Exercise brief » Repeat every line of the listing below exactly, minus the pictures.

## start Input rows

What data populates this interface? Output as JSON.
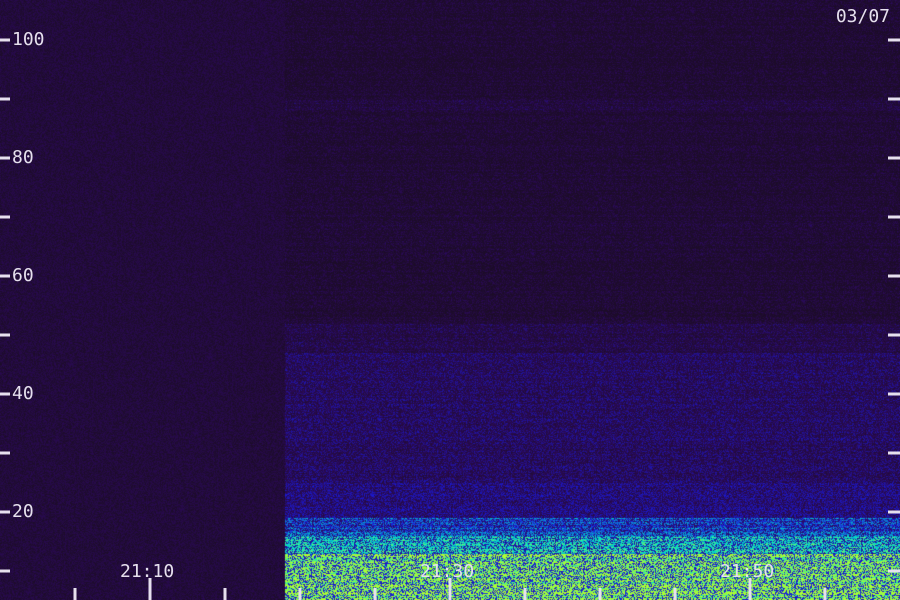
{
  "date_label": "03/07",
  "chart_data": {
    "type": "heatmap",
    "title": "",
    "xlabel": "",
    "ylabel": "",
    "y_ticks": [
      {
        "value": 20,
        "label": "20"
      },
      {
        "value": 40,
        "label": "40"
      },
      {
        "value": 60,
        "label": "60"
      },
      {
        "value": 80,
        "label": "80"
      },
      {
        "value": 100,
        "label": "100"
      }
    ],
    "y_minor_ticks": [
      10,
      30,
      50,
      70,
      90
    ],
    "ylim": [
      10,
      107
    ],
    "x_ticks": [
      {
        "value": "21:10",
        "label": "21:10"
      },
      {
        "value": "21:30",
        "label": "21:30"
      },
      {
        "value": "21:50",
        "label": "21:50"
      }
    ],
    "x_minor_ticks": [
      "21:05",
      "21:15",
      "21:20",
      "21:25",
      "21:35",
      "21:40",
      "21:45",
      "21:55",
      "22:00"
    ],
    "xlim": [
      "21:05",
      "22:00"
    ],
    "data_gap_end": "21:19",
    "bands": [
      {
        "from": 10,
        "to": 13,
        "intensity": 0.95
      },
      {
        "from": 13,
        "to": 16,
        "intensity": 0.75
      },
      {
        "from": 16,
        "to": 19,
        "intensity": 0.55
      },
      {
        "from": 19,
        "to": 25,
        "intensity": 0.32
      },
      {
        "from": 25,
        "to": 47,
        "intensity": 0.24
      },
      {
        "from": 47,
        "to": 52,
        "intensity": 0.16
      },
      {
        "from": 52,
        "to": 88,
        "intensity": 0.07
      },
      {
        "from": 88,
        "to": 90,
        "intensity": 0.12
      },
      {
        "from": 90,
        "to": 107,
        "intensity": 0.06
      }
    ],
    "colors": {
      "background": "#1c0c28",
      "low": "#2a0a55",
      "mid": "#1a1ad8",
      "high": "#00e0c8",
      "peak": "#b0ff30",
      "axis": "#e6e0ee"
    }
  }
}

## end Input rows

Completed exercise »
What data populates this interface? Output as JSON.
{
  "date_label": "03/07",
  "chart_data": {
    "type": "heatmap",
    "title": "",
    "xlabel": "",
    "ylabel": "",
    "y_ticks": [
      {
        "value": 20,
        "label": "20"
      },
      {
        "value": 40,
        "label": "40"
      },
      {
        "value": 60,
        "label": "60"
      },
      {
        "value": 80,
        "label": "80"
      },
      {
        "value": 100,
        "label": "100"
      }
    ],
    "y_minor_ticks": [
      10,
      30,
      50,
      70,
      90
    ],
    "ylim": [
      10,
      107
    ],
    "x_ticks": [
      {
        "value": "21:10",
        "label": "21:10"
      },
      {
        "value": "21:30",
        "label": "21:30"
      },
      {
        "value": "21:50",
        "label": "21:50"
      }
    ],
    "x_minor_ticks": [
      "21:05",
      "21:15",
      "21:20",
      "21:25",
      "21:35",
      "21:40",
      "21:45",
      "21:55",
      "22:00"
    ],
    "xlim": [
      "21:05",
      "22:00"
    ],
    "data_gap_end": "21:19",
    "bands": [
      {
        "from": 10,
        "to": 13,
        "intensity": 0.95
      },
      {
        "from": 13,
        "to": 16,
        "intensity": 0.75
      },
      {
        "from": 16,
        "to": 19,
        "intensity": 0.55
      },
      {
        "from": 19,
        "to": 25,
        "intensity": 0.32
      },
      {
        "from": 25,
        "to": 47,
        "intensity": 0.24
      },
      {
        "from": 47,
        "to": 52,
        "intensity": 0.16
      },
      {
        "from": 52,
        "to": 88,
        "intensity": 0.07
      },
      {
        "from": 88,
        "to": 90,
        "intensity": 0.12
      },
      {
        "from": 90,
        "to": 107,
        "intensity": 0.06
      }
    ],
    "colors": {
      "background": "#1c0c28",
      "low": "#2a0a55",
      "mid": "#1a1ad8",
      "high": "#00e0c8",
      "peak": "#b0ff30",
      "axis": "#e6e0ee"
    }
  }
}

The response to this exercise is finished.